— BEGIN DATA SUPPLIED —

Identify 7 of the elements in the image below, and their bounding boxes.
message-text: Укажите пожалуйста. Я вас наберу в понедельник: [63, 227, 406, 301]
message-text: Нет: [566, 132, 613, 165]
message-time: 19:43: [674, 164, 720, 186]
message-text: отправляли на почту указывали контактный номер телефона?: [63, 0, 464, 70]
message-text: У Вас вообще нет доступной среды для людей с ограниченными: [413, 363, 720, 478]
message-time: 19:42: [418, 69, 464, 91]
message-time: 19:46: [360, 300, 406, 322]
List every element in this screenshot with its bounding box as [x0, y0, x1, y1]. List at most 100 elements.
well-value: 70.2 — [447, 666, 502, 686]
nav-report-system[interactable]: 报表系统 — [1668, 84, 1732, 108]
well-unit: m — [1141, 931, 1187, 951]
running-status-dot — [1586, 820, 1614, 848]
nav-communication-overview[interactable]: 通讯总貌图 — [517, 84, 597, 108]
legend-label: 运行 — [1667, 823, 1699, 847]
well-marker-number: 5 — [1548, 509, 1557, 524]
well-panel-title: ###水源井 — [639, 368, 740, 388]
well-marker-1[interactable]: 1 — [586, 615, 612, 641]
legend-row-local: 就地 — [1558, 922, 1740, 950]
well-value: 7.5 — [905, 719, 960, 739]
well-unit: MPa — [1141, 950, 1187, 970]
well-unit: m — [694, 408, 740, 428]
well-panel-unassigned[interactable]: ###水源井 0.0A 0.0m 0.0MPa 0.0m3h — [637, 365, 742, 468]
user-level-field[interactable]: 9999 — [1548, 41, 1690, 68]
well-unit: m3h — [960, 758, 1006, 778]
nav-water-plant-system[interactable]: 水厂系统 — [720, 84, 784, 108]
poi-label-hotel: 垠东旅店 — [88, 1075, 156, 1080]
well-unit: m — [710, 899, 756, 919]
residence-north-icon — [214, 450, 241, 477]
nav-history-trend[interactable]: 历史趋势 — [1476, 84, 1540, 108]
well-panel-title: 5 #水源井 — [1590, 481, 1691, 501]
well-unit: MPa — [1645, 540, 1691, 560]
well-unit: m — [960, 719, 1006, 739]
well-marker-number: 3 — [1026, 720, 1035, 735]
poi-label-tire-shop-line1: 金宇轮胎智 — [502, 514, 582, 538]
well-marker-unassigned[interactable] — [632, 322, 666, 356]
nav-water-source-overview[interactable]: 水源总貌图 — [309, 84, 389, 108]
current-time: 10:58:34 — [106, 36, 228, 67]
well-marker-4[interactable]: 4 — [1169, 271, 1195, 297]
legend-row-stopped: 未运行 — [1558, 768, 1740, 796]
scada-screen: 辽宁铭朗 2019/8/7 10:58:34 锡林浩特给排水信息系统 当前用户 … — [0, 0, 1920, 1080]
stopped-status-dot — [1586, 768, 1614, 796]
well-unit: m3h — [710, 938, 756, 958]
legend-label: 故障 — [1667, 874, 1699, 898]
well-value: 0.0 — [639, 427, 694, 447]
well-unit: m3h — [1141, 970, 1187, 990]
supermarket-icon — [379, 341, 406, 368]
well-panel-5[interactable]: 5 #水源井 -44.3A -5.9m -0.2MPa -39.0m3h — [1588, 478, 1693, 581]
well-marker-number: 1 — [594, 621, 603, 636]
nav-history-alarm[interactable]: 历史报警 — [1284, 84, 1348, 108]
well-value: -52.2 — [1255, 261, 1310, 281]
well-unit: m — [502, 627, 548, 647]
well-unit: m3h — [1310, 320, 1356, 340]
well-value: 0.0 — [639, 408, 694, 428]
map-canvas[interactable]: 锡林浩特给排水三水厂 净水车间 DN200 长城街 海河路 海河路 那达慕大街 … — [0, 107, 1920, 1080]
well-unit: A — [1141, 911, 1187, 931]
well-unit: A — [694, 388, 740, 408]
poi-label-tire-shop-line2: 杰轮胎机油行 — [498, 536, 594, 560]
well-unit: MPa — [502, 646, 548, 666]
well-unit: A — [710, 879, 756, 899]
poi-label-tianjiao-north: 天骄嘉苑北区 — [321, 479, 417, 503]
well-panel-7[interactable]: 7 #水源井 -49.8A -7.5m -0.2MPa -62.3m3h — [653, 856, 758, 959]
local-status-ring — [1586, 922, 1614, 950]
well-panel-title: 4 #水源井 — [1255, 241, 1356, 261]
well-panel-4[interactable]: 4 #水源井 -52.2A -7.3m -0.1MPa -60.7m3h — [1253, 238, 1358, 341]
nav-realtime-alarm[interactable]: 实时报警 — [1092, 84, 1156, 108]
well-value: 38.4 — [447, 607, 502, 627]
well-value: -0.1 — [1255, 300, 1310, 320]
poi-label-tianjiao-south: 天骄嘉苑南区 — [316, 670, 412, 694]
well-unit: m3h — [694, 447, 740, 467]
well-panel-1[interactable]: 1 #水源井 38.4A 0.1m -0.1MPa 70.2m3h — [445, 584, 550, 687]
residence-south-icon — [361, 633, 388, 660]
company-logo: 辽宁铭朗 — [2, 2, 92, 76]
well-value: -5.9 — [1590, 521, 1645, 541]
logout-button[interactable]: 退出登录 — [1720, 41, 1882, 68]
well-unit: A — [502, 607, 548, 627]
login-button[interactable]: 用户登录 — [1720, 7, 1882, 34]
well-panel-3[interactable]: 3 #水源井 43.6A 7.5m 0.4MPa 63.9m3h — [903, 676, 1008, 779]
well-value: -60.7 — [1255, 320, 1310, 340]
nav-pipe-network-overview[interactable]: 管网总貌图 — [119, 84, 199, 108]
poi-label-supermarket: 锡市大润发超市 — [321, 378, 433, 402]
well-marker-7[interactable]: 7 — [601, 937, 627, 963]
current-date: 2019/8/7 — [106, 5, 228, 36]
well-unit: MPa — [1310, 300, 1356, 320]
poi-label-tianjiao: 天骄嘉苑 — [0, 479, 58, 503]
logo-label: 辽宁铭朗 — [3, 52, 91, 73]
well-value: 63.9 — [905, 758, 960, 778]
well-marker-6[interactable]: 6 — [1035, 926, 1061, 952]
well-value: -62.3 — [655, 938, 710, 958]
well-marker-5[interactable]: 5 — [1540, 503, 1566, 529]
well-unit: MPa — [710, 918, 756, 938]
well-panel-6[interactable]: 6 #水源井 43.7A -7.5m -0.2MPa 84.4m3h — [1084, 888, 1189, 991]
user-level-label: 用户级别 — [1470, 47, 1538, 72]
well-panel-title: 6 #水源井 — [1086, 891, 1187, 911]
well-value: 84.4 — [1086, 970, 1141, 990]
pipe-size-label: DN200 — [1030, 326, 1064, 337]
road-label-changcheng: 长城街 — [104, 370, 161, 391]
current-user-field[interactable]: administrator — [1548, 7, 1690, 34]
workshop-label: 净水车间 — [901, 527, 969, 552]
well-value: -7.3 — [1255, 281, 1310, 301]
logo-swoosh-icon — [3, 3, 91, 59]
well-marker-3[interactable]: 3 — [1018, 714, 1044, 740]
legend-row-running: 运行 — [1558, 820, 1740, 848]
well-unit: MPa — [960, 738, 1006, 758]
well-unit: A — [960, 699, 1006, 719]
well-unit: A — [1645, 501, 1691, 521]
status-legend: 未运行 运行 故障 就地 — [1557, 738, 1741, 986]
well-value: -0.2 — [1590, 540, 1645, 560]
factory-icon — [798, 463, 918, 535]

— END DATA SUPPLIED —

WHAT THE TASK ASKS>
Rewrite the listing with "well-unit" switched to "unit-label" wherever it occurs, and leave everything else unchanged.

THE REPLY>
Identify 7 of the elements in the image below, and their bounding boxes.
message-text: Укажите пожалуйста. Я вас наберу в понедельник: [63, 227, 406, 301]
message-text: Нет: [566, 132, 613, 165]
message-time: 19:43: [674, 164, 720, 186]
message-text: отправляли на почту указывали контактный номер телефона?: [63, 0, 464, 70]
message-text: У Вас вообще нет доступной среды для людей с ограниченными: [413, 363, 720, 478]
message-time: 19:42: [418, 69, 464, 91]
message-time: 19:46: [360, 300, 406, 322]
List every element in this screenshot with its bounding box as [x0, y0, x1, y1]. List at most 100 elements.
well-value: 70.2 — [447, 666, 502, 686]
nav-report-system[interactable]: 报表系统 — [1668, 84, 1732, 108]
unit-label: m — [1141, 931, 1187, 951]
running-status-dot — [1586, 820, 1614, 848]
nav-communication-overview[interactable]: 通讯总貌图 — [517, 84, 597, 108]
legend-label: 运行 — [1667, 823, 1699, 847]
well-marker-number: 5 — [1548, 509, 1557, 524]
well-panel-title: ###水源井 — [639, 368, 740, 388]
well-marker-1[interactable]: 1 — [586, 615, 612, 641]
legend-row-local: 就地 — [1558, 922, 1740, 950]
well-value: 7.5 — [905, 719, 960, 739]
unit-label: MPa — [1141, 950, 1187, 970]
unit-label: m — [694, 408, 740, 428]
well-panel-unassigned[interactable]: ###水源井 0.0A 0.0m 0.0MPa 0.0m3h — [637, 365, 742, 468]
user-level-field[interactable]: 9999 — [1548, 41, 1690, 68]
unit-label: m3h — [960, 758, 1006, 778]
nav-water-plant-system[interactable]: 水厂系统 — [720, 84, 784, 108]
poi-label-hotel: 垠东旅店 — [88, 1075, 156, 1080]
unit-label: m — [710, 899, 756, 919]
residence-north-icon — [214, 450, 241, 477]
nav-history-trend[interactable]: 历史趋势 — [1476, 84, 1540, 108]
well-panel-title: 5 #水源井 — [1590, 481, 1691, 501]
unit-label: MPa — [1645, 540, 1691, 560]
unit-label: m — [960, 719, 1006, 739]
well-marker-number: 3 — [1026, 720, 1035, 735]
poi-label-tire-shop-line1: 金宇轮胎智 — [502, 514, 582, 538]
well-marker-unassigned[interactable] — [632, 322, 666, 356]
nav-water-source-overview[interactable]: 水源总貌图 — [309, 84, 389, 108]
current-time: 10:58:34 — [106, 36, 228, 67]
well-marker-4[interactable]: 4 — [1169, 271, 1195, 297]
legend-row-stopped: 未运行 — [1558, 768, 1740, 796]
scada-screen: 辽宁铭朗 2019/8/7 10:58:34 锡林浩特给排水信息系统 当前用户 … — [0, 0, 1920, 1080]
stopped-status-dot — [1586, 768, 1614, 796]
unit-label: m3h — [710, 938, 756, 958]
legend-label: 故障 — [1667, 874, 1699, 898]
well-value: 0.0 — [639, 427, 694, 447]
unit-label: m3h — [1141, 970, 1187, 990]
supermarket-icon — [379, 341, 406, 368]
well-panel-5[interactable]: 5 #水源井 -44.3A -5.9m -0.2MPa -39.0m3h — [1588, 478, 1693, 581]
well-marker-number: 1 — [594, 621, 603, 636]
nav-history-alarm[interactable]: 历史报警 — [1284, 84, 1348, 108]
well-value: -52.2 — [1255, 261, 1310, 281]
unit-label: m — [502, 627, 548, 647]
unit-label: m3h — [1310, 320, 1356, 340]
well-value: 0.0 — [639, 408, 694, 428]
map-canvas[interactable]: 锡林浩特给排水三水厂 净水车间 DN200 长城街 海河路 海河路 那达慕大街 … — [0, 107, 1920, 1080]
unit-label: A — [1141, 911, 1187, 931]
unit-label: A — [694, 388, 740, 408]
poi-label-tire-shop-line2: 杰轮胎机油行 — [498, 536, 594, 560]
unit-label: MPa — [502, 646, 548, 666]
unit-label: A — [710, 879, 756, 899]
poi-label-tianjiao-north: 天骄嘉苑北区 — [321, 479, 417, 503]
well-panel-7[interactable]: 7 #水源井 -49.8A -7.5m -0.2MPa -62.3m3h — [653, 856, 758, 959]
local-status-ring — [1586, 922, 1614, 950]
well-panel-title: 4 #水源井 — [1255, 241, 1356, 261]
well-panel-4[interactable]: 4 #水源井 -52.2A -7.3m -0.1MPa -60.7m3h — [1253, 238, 1358, 341]
nav-realtime-alarm[interactable]: 实时报警 — [1092, 84, 1156, 108]
well-value: 38.4 — [447, 607, 502, 627]
well-value: -0.1 — [1255, 300, 1310, 320]
poi-label-tianjiao-south: 天骄嘉苑南区 — [316, 670, 412, 694]
unit-label: m3h — [694, 447, 740, 467]
well-panel-1[interactable]: 1 #水源井 38.4A 0.1m -0.1MPa 70.2m3h — [445, 584, 550, 687]
residence-south-icon — [361, 633, 388, 660]
company-logo: 辽宁铭朗 — [2, 2, 92, 76]
well-value: -5.9 — [1590, 521, 1645, 541]
logout-button[interactable]: 退出登录 — [1720, 41, 1882, 68]
unit-label: A — [502, 607, 548, 627]
login-button[interactable]: 用户登录 — [1720, 7, 1882, 34]
well-panel-3[interactable]: 3 #水源井 43.6A 7.5m 0.4MPa 63.9m3h — [903, 676, 1008, 779]
well-value: -60.7 — [1255, 320, 1310, 340]
nav-pipe-network-overview[interactable]: 管网总貌图 — [119, 84, 199, 108]
poi-label-supermarket: 锡市大润发超市 — [321, 378, 433, 402]
well-marker-7[interactable]: 7 — [601, 937, 627, 963]
current-date: 2019/8/7 — [106, 5, 228, 36]
unit-label: MPa — [1310, 300, 1356, 320]
poi-label-tianjiao: 天骄嘉苑 — [0, 479, 58, 503]
logo-label: 辽宁铭朗 — [3, 52, 91, 73]
well-value: 63.9 — [905, 758, 960, 778]
well-marker-6[interactable]: 6 — [1035, 926, 1061, 952]
well-value: -62.3 — [655, 938, 710, 958]
well-marker-5[interactable]: 5 — [1540, 503, 1566, 529]
unit-label: MPa — [710, 918, 756, 938]
well-panel-6[interactable]: 6 #水源井 43.7A -7.5m -0.2MPa 84.4m3h — [1084, 888, 1189, 991]
user-level-label: 用户级别 — [1470, 47, 1538, 72]
well-panel-title: 6 #水源井 — [1086, 891, 1187, 911]
well-value: 84.4 — [1086, 970, 1141, 990]
pipe-size-label: DN200 — [1030, 326, 1064, 337]
road-label-changcheng: 长城街 — [104, 370, 161, 391]
current-user-field[interactable]: administrator — [1548, 7, 1690, 34]
workshop-label: 净水车间 — [901, 527, 969, 552]
well-value: -7.3 — [1255, 281, 1310, 301]
logo-swoosh-icon — [3, 3, 91, 59]
well-marker-3[interactable]: 3 — [1018, 714, 1044, 740]
legend-row-running: 运行 — [1558, 820, 1740, 848]
unit-label: MPa — [960, 738, 1006, 758]
unit-label: A — [960, 699, 1006, 719]
unit-label: A — [1645, 501, 1691, 521]
status-legend: 未运行 运行 故障 就地 — [1557, 738, 1741, 986]
well-value: -0.2 — [1590, 540, 1645, 560]
factory-icon — [798, 463, 918, 535]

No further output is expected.